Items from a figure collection
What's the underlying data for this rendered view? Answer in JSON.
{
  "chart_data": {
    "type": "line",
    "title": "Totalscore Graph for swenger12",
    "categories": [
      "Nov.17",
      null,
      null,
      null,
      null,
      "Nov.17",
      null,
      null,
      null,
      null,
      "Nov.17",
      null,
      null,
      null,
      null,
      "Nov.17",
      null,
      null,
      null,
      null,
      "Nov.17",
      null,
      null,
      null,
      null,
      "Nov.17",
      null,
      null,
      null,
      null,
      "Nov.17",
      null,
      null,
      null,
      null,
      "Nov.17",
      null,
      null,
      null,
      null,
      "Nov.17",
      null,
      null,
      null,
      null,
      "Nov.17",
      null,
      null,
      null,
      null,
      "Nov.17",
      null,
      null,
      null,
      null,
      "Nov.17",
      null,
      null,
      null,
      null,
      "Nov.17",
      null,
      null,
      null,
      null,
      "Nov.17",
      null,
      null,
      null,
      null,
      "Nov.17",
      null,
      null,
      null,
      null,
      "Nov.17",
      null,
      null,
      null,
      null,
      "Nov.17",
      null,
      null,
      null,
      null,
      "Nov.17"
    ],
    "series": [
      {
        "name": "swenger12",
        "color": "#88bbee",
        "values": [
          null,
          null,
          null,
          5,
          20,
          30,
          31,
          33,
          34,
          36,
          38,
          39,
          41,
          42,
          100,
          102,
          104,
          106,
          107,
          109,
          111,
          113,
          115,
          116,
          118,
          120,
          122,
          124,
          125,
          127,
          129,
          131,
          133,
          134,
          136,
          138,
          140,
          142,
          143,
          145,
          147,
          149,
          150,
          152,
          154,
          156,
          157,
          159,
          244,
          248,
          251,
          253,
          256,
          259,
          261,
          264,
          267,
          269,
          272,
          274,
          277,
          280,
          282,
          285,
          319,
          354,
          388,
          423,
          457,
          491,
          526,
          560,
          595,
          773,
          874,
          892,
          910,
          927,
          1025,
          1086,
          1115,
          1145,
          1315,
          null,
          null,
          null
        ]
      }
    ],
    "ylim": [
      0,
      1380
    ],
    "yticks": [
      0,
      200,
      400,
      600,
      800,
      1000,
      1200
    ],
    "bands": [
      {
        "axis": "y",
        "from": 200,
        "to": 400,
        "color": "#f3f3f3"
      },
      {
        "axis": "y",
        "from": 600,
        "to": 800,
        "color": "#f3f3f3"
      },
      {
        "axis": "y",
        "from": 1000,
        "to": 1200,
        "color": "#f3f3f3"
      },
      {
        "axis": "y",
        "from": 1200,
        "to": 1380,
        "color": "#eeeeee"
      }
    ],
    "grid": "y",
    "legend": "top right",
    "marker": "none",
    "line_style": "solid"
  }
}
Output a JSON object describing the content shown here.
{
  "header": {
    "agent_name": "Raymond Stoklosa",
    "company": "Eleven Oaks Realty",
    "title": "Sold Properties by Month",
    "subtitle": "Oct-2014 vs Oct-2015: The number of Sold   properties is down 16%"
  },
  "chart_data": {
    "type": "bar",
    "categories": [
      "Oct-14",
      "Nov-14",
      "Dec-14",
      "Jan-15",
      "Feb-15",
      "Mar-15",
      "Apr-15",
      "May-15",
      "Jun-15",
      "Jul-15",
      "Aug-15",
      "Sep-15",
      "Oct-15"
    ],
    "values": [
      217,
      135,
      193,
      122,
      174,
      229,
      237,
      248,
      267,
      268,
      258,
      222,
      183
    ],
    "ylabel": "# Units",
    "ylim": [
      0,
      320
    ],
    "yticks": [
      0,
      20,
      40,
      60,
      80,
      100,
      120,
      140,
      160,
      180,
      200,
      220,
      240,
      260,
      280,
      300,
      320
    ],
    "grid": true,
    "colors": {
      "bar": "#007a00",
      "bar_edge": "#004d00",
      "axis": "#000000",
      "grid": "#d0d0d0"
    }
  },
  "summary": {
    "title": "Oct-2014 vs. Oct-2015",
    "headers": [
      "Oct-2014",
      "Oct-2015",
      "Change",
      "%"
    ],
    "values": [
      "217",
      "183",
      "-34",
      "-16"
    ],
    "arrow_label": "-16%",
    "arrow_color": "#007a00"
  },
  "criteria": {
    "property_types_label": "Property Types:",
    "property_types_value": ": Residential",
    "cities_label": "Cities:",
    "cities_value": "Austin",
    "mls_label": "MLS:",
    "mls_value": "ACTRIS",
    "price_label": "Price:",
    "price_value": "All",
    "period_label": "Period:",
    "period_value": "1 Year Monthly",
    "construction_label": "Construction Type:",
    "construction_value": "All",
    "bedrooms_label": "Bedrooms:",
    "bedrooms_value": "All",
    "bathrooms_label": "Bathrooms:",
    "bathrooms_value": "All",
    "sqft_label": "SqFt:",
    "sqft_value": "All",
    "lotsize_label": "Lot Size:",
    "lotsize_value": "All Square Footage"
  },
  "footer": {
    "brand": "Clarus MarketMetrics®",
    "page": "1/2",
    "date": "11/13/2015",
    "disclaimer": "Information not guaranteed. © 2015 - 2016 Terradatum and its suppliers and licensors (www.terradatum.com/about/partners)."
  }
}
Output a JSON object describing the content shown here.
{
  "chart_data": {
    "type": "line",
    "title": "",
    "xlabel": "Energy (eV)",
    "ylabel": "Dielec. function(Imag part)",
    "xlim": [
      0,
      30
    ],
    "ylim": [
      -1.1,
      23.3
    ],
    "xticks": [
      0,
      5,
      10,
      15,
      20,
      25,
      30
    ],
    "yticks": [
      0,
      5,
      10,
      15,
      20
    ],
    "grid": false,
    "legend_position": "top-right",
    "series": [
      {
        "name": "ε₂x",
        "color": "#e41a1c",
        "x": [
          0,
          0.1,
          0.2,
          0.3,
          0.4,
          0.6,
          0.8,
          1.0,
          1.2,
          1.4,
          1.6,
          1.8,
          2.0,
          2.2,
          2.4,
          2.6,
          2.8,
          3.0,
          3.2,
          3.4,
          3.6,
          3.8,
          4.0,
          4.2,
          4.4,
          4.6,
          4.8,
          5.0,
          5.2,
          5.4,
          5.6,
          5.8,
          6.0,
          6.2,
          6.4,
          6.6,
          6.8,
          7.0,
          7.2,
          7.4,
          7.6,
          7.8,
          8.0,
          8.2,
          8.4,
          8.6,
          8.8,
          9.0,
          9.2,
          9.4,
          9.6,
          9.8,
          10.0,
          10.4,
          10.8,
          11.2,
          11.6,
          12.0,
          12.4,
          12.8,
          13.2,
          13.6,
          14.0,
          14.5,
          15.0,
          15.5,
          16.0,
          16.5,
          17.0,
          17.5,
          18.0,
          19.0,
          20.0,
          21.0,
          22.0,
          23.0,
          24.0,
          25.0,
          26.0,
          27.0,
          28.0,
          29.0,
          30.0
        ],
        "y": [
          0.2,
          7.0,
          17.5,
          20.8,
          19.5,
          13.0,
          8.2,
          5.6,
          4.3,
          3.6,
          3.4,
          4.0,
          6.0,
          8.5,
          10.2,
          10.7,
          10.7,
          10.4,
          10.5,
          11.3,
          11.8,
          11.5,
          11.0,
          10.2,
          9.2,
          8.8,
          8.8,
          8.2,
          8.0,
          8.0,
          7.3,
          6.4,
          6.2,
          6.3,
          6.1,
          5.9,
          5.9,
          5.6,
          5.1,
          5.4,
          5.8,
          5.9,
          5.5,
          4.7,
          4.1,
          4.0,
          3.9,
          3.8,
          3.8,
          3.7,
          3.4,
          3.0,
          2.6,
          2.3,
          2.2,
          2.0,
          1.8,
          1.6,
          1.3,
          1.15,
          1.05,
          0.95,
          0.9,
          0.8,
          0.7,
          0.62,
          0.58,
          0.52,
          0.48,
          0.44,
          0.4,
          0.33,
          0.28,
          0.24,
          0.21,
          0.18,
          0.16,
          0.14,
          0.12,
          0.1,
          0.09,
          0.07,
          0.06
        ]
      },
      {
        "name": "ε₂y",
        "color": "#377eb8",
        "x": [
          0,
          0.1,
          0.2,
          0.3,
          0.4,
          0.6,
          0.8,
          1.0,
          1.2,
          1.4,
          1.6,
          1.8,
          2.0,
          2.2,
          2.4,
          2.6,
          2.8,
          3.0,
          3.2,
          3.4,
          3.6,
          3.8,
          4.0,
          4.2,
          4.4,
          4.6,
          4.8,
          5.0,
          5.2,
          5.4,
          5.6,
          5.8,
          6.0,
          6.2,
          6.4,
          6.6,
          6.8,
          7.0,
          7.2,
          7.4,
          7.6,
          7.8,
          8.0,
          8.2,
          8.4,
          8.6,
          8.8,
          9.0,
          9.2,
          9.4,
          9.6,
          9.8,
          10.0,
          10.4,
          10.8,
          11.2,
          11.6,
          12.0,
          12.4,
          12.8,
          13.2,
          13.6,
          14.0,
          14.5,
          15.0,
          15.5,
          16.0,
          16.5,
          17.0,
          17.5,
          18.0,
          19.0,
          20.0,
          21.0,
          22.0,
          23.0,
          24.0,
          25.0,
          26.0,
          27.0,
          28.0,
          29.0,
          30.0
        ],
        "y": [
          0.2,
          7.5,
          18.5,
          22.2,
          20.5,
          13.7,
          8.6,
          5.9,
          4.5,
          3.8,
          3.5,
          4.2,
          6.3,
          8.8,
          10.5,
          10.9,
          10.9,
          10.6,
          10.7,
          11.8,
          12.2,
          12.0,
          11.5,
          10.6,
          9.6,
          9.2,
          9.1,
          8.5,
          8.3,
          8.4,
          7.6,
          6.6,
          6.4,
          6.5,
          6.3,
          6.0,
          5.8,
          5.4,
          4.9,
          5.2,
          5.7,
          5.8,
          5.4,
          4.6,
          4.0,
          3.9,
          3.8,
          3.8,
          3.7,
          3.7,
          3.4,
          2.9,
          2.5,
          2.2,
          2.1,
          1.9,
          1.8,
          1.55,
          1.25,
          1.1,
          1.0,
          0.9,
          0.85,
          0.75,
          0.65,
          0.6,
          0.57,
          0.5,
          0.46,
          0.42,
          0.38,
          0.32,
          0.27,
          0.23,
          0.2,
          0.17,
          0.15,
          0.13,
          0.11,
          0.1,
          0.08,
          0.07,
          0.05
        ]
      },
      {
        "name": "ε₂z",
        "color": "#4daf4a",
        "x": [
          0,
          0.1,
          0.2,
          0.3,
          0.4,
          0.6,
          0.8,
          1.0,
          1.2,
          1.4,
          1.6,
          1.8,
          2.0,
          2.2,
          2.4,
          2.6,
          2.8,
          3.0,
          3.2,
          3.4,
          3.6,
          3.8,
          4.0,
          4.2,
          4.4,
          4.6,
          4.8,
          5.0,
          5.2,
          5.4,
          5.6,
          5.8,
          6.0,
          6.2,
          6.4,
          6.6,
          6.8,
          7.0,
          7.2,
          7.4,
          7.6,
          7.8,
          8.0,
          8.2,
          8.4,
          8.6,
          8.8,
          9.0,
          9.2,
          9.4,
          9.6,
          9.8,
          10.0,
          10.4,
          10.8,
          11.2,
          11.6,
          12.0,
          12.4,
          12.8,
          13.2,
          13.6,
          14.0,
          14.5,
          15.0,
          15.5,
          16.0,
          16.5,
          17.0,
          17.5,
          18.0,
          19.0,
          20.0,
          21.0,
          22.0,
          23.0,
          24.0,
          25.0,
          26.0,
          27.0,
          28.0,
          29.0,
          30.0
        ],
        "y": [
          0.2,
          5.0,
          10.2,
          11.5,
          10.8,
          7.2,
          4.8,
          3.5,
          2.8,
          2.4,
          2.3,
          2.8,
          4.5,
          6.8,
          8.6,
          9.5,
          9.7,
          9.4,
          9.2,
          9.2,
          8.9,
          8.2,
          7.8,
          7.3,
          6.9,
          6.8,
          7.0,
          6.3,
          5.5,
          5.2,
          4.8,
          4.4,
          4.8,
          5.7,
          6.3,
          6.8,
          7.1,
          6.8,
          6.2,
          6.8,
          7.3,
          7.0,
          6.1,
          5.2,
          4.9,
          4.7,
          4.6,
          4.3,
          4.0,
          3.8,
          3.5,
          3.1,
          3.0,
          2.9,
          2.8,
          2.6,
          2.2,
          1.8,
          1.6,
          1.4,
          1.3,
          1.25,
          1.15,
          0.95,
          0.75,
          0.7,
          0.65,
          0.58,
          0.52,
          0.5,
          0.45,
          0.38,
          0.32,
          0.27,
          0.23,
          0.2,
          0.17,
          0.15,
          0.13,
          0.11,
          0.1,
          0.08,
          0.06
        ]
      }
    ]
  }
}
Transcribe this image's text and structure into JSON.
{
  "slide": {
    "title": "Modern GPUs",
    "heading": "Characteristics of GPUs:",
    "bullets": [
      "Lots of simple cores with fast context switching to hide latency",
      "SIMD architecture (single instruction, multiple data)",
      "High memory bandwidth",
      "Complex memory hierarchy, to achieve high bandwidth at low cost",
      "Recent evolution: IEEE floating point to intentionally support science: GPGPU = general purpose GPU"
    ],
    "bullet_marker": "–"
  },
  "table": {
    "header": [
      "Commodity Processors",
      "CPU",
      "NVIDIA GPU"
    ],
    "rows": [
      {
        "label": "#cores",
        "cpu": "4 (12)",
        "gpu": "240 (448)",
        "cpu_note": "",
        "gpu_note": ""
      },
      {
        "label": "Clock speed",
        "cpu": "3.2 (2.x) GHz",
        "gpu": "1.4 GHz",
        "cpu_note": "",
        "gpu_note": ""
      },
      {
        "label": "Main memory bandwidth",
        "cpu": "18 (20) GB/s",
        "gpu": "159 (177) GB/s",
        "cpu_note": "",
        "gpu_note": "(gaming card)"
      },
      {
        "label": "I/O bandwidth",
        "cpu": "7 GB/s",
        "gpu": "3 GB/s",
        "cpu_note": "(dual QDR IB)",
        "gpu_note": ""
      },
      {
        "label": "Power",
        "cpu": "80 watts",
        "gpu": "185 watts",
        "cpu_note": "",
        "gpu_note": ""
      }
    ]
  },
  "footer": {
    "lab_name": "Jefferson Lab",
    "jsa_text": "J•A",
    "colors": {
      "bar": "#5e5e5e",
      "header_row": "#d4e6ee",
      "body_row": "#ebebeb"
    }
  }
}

Exercise description. Report how many lines of the listing hold the string "right", giving only the number.

Task answer. 2